* Directions:
Reproduce exactly the entries from the "Output the text content of this document." line to the end. Skip all pictures.

* Extracted records:
◆ ◆ ◆ ◆ ◆ ◆ ◆

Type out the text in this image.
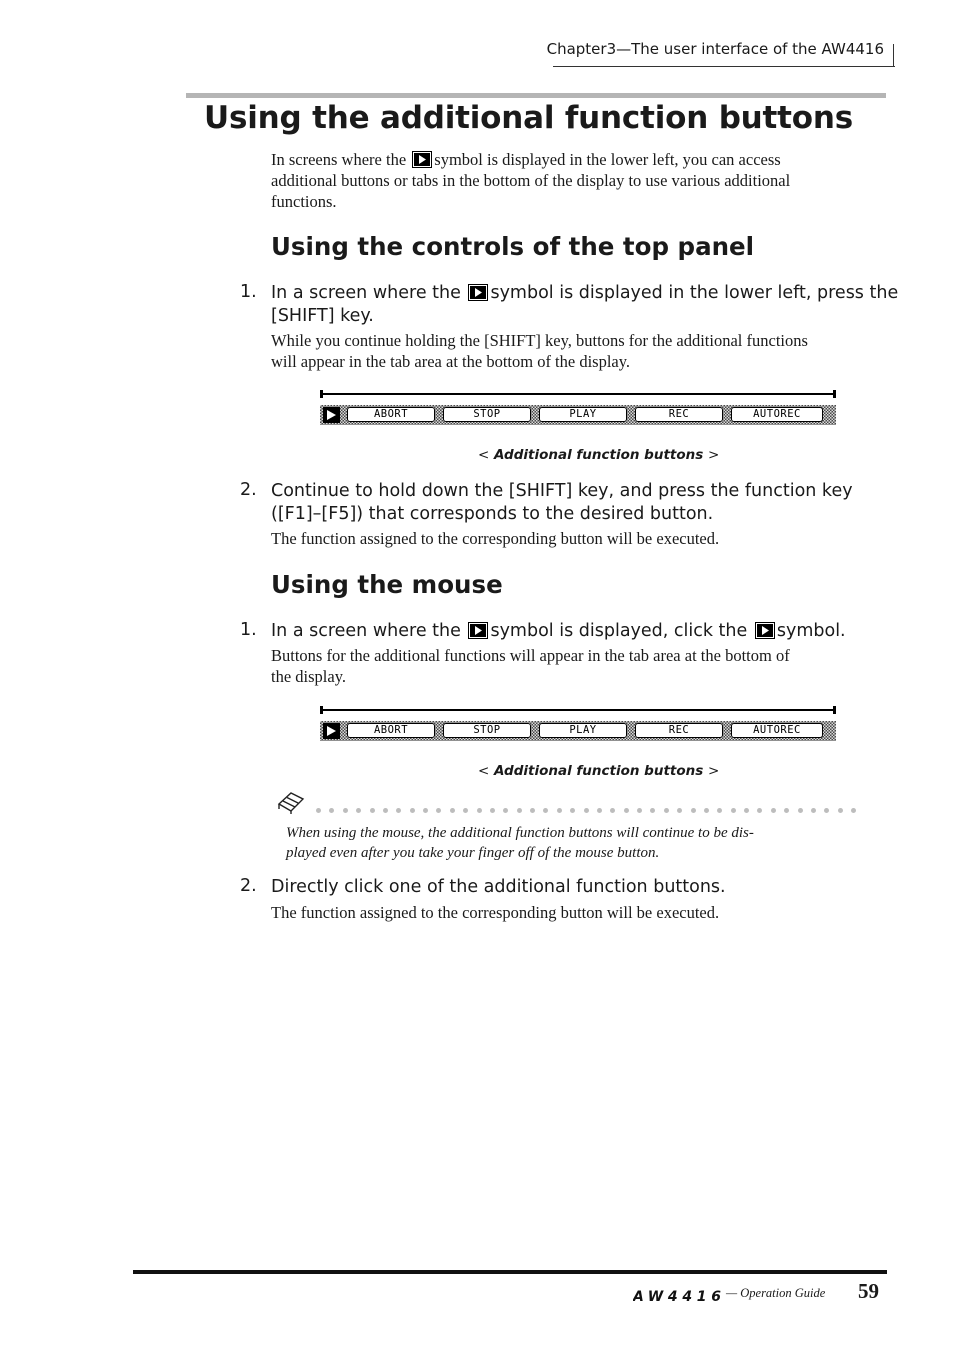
Chapter3—The user interface of the AW4416
Using the additional function buttons
In screens where the symbol is displayed in the lower left, you can access
additional buttons or tabs in the bottom of the display to use various additional
functions.
Using the controls of the top panel
1. In a screen where the symbol is displayed in the lower left, press the
[SHIFT] key.
While you continue holding the [SHIFT] key, buttons for the additional functions
will appear in the tab area at the bottom of the display.
ABORT	STOP	PLAY	REC	AUTOREC
< Additional function buttons >
2. Continue to hold down the [SHIFT] key, and press the function key
([F1]–[F5]) that corresponds to the desired button.
The function assigned to the corresponding button will be executed.
Using the mouse
1. In a screen where the symbol is displayed, click the symbol.
Buttons for the additional functions will appear in the tab area at the bottom of
the display.
ABORT	STOP	PLAY	REC	AUTOREC
< Additional function buttons >
When using the mouse, the additional function buttons will continue to be dis-
played even after you take your finger off of the mouse button.
2. Directly click one of the additional function buttons.
The function assigned to the corresponding button will be executed.
AW4416 — Operation Guide 59
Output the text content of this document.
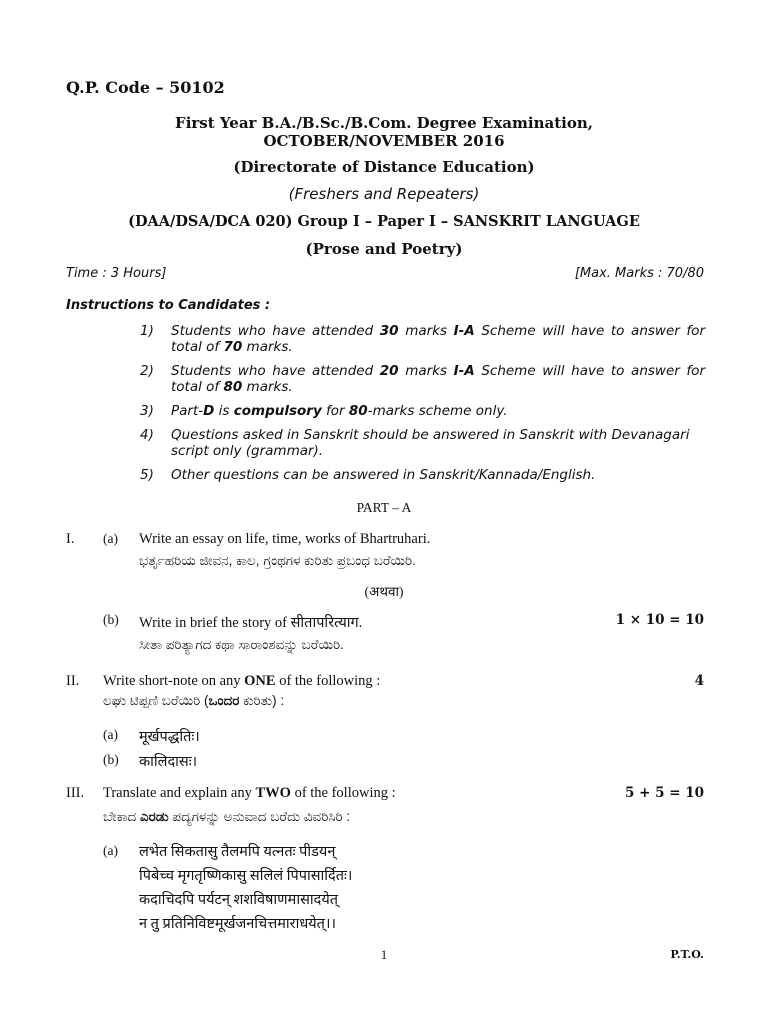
Q.P. Code – 50102
First Year B.A./B.Sc./B.Com. Degree Examination,
OCTOBER/NOVEMBER 2016
(Directorate of Distance Education)
(Freshers and Repeaters)
(DAA/DSA/DCA 020) Group I – Paper I – SANSKRIT LANGUAGE
(Prose and Poetry)
Time : 3 Hours]	[Max. Marks : 70/80
Instructions to Candidates :
1) Students who have attended 30 marks I-A Scheme will have to answer for total of 70 marks.
2) Students who have attended 20 marks I-A Scheme will have to answer for total of 80 marks.
3) Part-D is compulsory for 80-marks scheme only.
4) Questions asked in Sanskrit should be answered in Sanskrit with Devanagari script only (grammar).
5) Other questions can be answered in Sanskrit/Kannada/English.
PART – A
I. (a) Write an essay on life, time, works of Bhartruhari.
ಭರ್ತೃಹರಿಯ ಜೀವನ, ಕಾಲ, ಗ್ರಂಥಗಳ ಕುರಿತು ಪ್ರಬಂಧ ಬರೆಯಿರಿ.
(अथवा)
(b) Write in brief the story of सीतापरित्याग.	1 × 10 = 10
ಸೀತಾ ಪರಿತ್ಯಾಗದ ಕಥಾ ಸಾರಾಂಶವನ್ನು ಬರೆಯಿರಿ.
II. Write short-note on any ONE of the following :	4
ಲಘು ಟಿಪ್ಪಣಿ ಬರೆಯಿರಿ (ಒಂದರ ಕುರಿತು) :
(a) मूर्खपद्धतिः।
(b) कालिदासः।
III. Translate and explain any TWO of the following :	5 + 5 = 10
ಬೇಕಾದ ಎರಡು ಪದ್ಯಗಳನ್ನು ಅನುವಾದ ಬರೆದು ವಿವರಿಸಿರಿ :
(a) लभेत सिकतासु तैलमपि यत्नतः पीडयन्
पिबेच्च मृगतृष्णिकासु सलिलं पिपासार्दितः।
कदाचिदपि पर्यटन् शशविषाणमासादयेत्
न तु प्रतिनिविष्टमूर्खजनचित्तमाराधयेत्।।
1	P.T.O.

◆ ◆ ◆ ◆ ◆ ◆ ◆

* Result for this task:
Output the text content of this document.
Q.P. Code – 50102
First Year B.A./B.Sc./B.Com. Degree Examination,
OCTOBER/NOVEMBER 2016
(Directorate of Distance Education)
(Freshers and Repeaters)
(DAA/DSA/DCA 020) Group I – Paper I – SANSKRIT LANGUAGE
(Prose and Poetry)
Time : 3 Hours]	[Max. Marks : 70/80
Instructions to Candidates :
1) Students who have attended 30 marks I-A Scheme will have to answer for total of 70 marks.
2) Students who have attended 20 marks I-A Scheme will have to answer for total of 80 marks.
3) Part-D is compulsory for 80-marks scheme only.
4) Questions asked in Sanskrit should be answered in Sanskrit with Devanagari script only (grammar).
5) Other questions can be answered in Sanskrit/Kannada/English.
PART – A
I. (a) Write an essay on life, time, works of Bhartruhari.
ಭರ್ತೃಹರಿಯ ಜೀವನ, ಕಾಲ, ಗ್ರಂಥಗಳ ಕುರಿತು ಪ್ರಬಂಧ ಬರೆಯಿರಿ.
(अथवा)
(b) Write in brief the story of सीतापरित्याग.	1 × 10 = 10
ಸೀತಾ ಪರಿತ್ಯಾಗದ ಕಥಾ ಸಾರಾಂಶವನ್ನು ಬರೆಯಿರಿ.
II. Write short-note on any ONE of the following :	4
ಲಘು ಟಿಪ್ಪಣಿ ಬರೆಯಿರಿ (ಒಂದರ ಕುರಿತು) :
(a) मूर्खपद्धतिः।
(b) कालिदासः।
III. Translate and explain any TWO of the following :	5 + 5 = 10
ಬೇಕಾದ ಎರಡು ಪದ್ಯಗಳನ್ನು ಅನುವಾದ ಬರೆದು ವಿವರಿಸಿರಿ :
(a) लभेत सिकतासु तैलमपि यत्नतः पीडयन्
पिबेच्च मृगतृष्णिकासु सलिलं पिपासार्दितः।
कदाचिदपि पर्यटन् शशविषाणमासादयेत्
न तु प्रतिनिविष्टमूर्खजनचित्तमाराधयेत्।।
1	P.T.O.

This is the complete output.